Stored data
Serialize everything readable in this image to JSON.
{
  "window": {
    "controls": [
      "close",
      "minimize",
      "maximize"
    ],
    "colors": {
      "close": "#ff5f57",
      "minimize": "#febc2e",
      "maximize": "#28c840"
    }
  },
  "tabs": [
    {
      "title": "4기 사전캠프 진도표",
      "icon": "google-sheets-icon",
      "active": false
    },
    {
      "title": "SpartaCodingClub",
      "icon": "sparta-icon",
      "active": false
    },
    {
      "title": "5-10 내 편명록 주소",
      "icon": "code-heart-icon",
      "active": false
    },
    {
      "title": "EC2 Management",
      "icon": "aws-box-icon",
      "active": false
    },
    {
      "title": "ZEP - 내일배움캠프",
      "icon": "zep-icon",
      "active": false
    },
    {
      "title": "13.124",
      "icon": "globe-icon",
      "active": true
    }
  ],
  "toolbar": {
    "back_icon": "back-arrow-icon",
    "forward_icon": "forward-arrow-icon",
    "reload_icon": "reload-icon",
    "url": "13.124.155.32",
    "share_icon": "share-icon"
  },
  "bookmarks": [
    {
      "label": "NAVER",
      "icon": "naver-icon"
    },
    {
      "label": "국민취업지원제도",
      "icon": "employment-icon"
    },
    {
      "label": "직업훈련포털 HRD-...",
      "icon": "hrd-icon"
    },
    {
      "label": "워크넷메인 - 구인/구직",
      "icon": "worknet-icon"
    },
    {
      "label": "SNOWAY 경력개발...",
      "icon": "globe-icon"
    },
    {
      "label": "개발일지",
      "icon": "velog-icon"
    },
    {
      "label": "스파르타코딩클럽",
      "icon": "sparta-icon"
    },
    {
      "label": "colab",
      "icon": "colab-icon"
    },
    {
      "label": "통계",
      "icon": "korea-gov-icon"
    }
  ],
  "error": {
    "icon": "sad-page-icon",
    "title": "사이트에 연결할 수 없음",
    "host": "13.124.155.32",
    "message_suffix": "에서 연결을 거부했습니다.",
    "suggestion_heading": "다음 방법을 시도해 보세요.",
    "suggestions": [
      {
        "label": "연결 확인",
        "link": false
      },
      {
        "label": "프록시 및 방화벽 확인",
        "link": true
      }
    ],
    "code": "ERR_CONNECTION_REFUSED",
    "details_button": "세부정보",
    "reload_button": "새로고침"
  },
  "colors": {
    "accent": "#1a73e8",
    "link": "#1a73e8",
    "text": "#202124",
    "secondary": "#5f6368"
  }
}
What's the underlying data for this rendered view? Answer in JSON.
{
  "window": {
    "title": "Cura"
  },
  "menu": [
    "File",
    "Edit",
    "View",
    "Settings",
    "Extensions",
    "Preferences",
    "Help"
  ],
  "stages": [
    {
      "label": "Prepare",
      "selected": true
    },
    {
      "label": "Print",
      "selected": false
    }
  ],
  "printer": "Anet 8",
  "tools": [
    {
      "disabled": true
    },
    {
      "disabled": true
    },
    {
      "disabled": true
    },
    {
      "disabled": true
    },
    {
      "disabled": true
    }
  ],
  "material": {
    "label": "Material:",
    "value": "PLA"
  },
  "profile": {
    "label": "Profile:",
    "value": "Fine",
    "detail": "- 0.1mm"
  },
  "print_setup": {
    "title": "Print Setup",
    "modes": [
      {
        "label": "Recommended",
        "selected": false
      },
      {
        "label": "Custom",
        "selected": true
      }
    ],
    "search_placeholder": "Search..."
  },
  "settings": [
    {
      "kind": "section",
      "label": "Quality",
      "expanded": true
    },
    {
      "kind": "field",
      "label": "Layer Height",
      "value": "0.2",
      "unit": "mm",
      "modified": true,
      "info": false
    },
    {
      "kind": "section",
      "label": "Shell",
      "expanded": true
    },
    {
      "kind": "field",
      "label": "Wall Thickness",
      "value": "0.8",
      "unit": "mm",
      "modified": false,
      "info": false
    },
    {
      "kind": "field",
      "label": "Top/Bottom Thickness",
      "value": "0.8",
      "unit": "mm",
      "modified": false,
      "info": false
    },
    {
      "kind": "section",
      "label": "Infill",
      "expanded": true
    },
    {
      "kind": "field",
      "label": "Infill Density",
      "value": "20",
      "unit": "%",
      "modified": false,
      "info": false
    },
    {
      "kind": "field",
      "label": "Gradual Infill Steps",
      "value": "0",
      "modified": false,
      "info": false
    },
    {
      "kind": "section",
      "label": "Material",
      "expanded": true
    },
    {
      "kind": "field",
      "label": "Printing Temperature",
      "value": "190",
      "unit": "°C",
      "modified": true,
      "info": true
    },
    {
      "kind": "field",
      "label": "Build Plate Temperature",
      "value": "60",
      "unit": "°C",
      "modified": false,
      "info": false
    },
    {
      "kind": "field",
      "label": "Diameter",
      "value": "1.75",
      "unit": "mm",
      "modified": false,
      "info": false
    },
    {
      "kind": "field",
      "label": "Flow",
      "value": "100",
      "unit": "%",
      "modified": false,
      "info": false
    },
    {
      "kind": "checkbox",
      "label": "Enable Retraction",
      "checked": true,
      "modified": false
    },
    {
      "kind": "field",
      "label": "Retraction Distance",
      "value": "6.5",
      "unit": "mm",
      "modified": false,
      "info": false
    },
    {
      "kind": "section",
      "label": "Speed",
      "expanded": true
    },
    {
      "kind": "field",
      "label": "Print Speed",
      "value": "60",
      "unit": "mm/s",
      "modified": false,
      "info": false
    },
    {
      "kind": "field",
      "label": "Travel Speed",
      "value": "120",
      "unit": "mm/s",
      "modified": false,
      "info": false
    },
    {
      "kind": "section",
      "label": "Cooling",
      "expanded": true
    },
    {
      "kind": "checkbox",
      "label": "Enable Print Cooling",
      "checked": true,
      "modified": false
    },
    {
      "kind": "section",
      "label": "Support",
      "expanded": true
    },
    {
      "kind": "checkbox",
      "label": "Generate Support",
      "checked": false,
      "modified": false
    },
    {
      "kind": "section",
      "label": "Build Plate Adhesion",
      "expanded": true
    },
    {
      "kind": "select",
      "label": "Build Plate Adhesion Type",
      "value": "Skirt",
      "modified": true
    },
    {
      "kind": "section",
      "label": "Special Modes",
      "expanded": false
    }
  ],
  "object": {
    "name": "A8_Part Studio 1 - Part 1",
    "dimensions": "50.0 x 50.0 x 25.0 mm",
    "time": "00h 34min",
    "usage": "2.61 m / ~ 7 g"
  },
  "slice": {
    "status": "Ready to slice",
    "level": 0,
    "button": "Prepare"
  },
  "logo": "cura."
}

● Your goal:
Extract every entry in the listing word for word.

● Right answer:
Serialize everything readable in this image to JSON.
{
  "window": {
    "controls": [
      "close",
      "minimize",
      "maximize"
    ],
    "colors": {
      "close": "#ff5f57",
      "minimize": "#febc2e",
      "maximize": "#28c840"
    }
  },
  "tabs": [
    {
      "title": "4기 사전캠프 진도표",
      "icon": "google-sheets-icon",
      "active": false
    },
    {
      "title": "SpartaCodingClub",
      "icon": "sparta-icon",
      "active": false
    },
    {
      "title": "5-10 내 편명록 주소",
      "icon": "code-heart-icon",
      "active": false
    },
    {
      "title": "EC2 Management",
      "icon": "aws-box-icon",
      "active": false
    },
    {
      "title": "ZEP - 내일배움캠프",
      "icon": "zep-icon",
      "active": false
    },
    {
      "title": "13.124",
      "icon": "globe-icon",
      "active": true
    }
  ],
  "toolbar": {
    "back_icon": "back-arrow-icon",
    "forward_icon": "forward-arrow-icon",
    "reload_icon": "reload-icon",
    "url": "13.124.155.32",
    "share_icon": "share-icon"
  },
  "bookmarks": [
    {
      "label": "NAVER",
      "icon": "naver-icon"
    },
    {
      "label": "국민취업지원제도",
      "icon": "employment-icon"
    },
    {
      "label": "직업훈련포털 HRD-...",
      "icon": "hrd-icon"
    },
    {
      "label": "워크넷메인 - 구인/구직",
      "icon": "worknet-icon"
    },
    {
      "label": "SNOWAY 경력개발...",
      "icon": "globe-icon"
    },
    {
      "label": "개발일지",
      "icon": "velog-icon"
    },
    {
      "label": "스파르타코딩클럽",
      "icon": "sparta-icon"
    },
    {
      "label": "colab",
      "icon": "colab-icon"
    },
    {
      "label": "통계",
      "icon": "korea-gov-icon"
    }
  ],
  "error": {
    "icon": "sad-page-icon",
    "title": "사이트에 연결할 수 없음",
    "host": "13.124.155.32",
    "message_suffix": "에서 연결을 거부했습니다.",
    "suggestion_heading": "다음 방법을 시도해 보세요.",
    "suggestions": [
      {
        "label": "연결 확인",
        "link": false
      },
      {
        "label": "프록시 및 방화벽 확인",
        "link": true
      }
    ],
    "code": "ERR_CONNECTION_REFUSED",
    "details_button": "세부정보",
    "reload_button": "새로고침"
  },
  "colors": {
    "accent": "#1a73e8",
    "link": "#1a73e8",
    "text": "#202124",
    "secondary": "#5f6368"
  }
}
What's the underlying data for this rendered view? Answer in JSON.
{
  "window": {
    "title": "Cura"
  },
  "menu": [
    "File",
    "Edit",
    "View",
    "Settings",
    "Extensions",
    "Preferences",
    "Help"
  ],
  "stages": [
    {
      "label": "Prepare",
      "selected": true
    },
    {
      "label": "Print",
      "selected": false
    }
  ],
  "printer": "Anet 8",
  "tools": [
    {
      "disabled": true
    },
    {
      "disabled": true
    },
    {
      "disabled": true
    },
    {
      "disabled": true
    },
    {
      "disabled": true
    }
  ],
  "material": {
    "label": "Material:",
    "value": "PLA"
  },
  "profile": {
    "label": "Profile:",
    "value": "Fine",
    "detail": "- 0.1mm"
  },
  "print_setup": {
    "title": "Print Setup",
    "modes": [
      {
        "label": "Recommended",
        "selected": false
      },
      {
        "label": "Custom",
        "selected": true
      }
    ],
    "search_placeholder": "Search..."
  },
  "settings": [
    {
      "kind": "section",
      "label": "Quality",
      "expanded": true
    },
    {
      "kind": "field",
      "label": "Layer Height",
      "value": "0.2",
      "unit": "mm",
      "modified": true,
      "info": false
    },
    {
      "kind": "section",
      "label": "Shell",
      "expanded": true
    },
    {
      "kind": "field",
      "label": "Wall Thickness",
      "value": "0.8",
      "unit": "mm",
      "modified": false,
      "info": false
    },
    {
      "kind": "field",
      "label": "Top/Bottom Thickness",
      "value": "0.8",
      "unit": "mm",
      "modified": false,
      "info": false
    },
    {
      "kind": "section",
      "label": "Infill",
      "expanded": true
    },
    {
      "kind": "field",
      "label": "Infill Density",
      "value": "20",
      "unit": "%",
      "modified": false,
      "info": false
    },
    {
      "kind": "field",
      "label": "Gradual Infill Steps",
      "value": "0",
      "modified": false,
      "info": false
    },
    {
      "kind": "section",
      "label": "Material",
      "expanded": true
    },
    {
      "kind": "field",
      "label": "Printing Temperature",
      "value": "190",
      "unit": "°C",
      "modified": true,
      "info": true
    },
    {
      "kind": "field",
      "label": "Build Plate Temperature",
      "value": "60",
      "unit": "°C",
      "modified": false,
      "info": false
    },
    {
      "kind": "field",
      "label": "Diameter",
      "value": "1.75",
      "unit": "mm",
      "modified": false,
      "info": false
    },
    {
      "kind": "field",
      "label": "Flow",
      "value": "100",
      "unit": "%",
      "modified": false,
      "info": false
    },
    {
      "kind": "checkbox",
      "label": "Enable Retraction",
      "checked": true,
      "modified": false
    },
    {
      "kind": "field",
      "label": "Retraction Distance",
      "value": "6.5",
      "unit": "mm",
      "modified": false,
      "info": false
    },
    {
      "kind": "section",
      "label": "Speed",
      "expanded": true
    },
    {
      "kind": "field",
      "label": "Print Speed",
      "value": "60",
      "unit": "mm/s",
      "modified": false,
      "info": false
    },
    {
      "kind": "field",
      "label": "Travel Speed",
      "value": "120",
      "unit": "mm/s",
      "modified": false,
      "info": false
    },
    {
      "kind": "section",
      "label": "Cooling",
      "expanded": true
    },
    {
      "kind": "checkbox",
      "label": "Enable Print Cooling",
      "checked": true,
      "modified": false
    },
    {
      "kind": "section",
      "label": "Support",
      "expanded": true
    },
    {
      "kind": "checkbox",
      "label": "Generate Support",
      "checked": false,
      "modified": false
    },
    {
      "kind": "section",
      "label": "Build Plate Adhesion",
      "expanded": true
    },
    {
      "kind": "select",
      "label": "Build Plate Adhesion Type",
      "value": "Skirt",
      "modified": true
    },
    {
      "kind": "section",
      "label": "Special Modes",
      "expanded": false
    }
  ],
  "object": {
    "name": "A8_Part Studio 1 - Part 1",
    "dimensions": "50.0 x 50.0 x 25.0 mm",
    "time": "00h 34min",
    "usage": "2.61 m / ~ 7 g"
  },
  "slice": {
    "status": "Ready to slice",
    "level": 0,
    "button": "Prepare"
  },
  "logo": "cura."
}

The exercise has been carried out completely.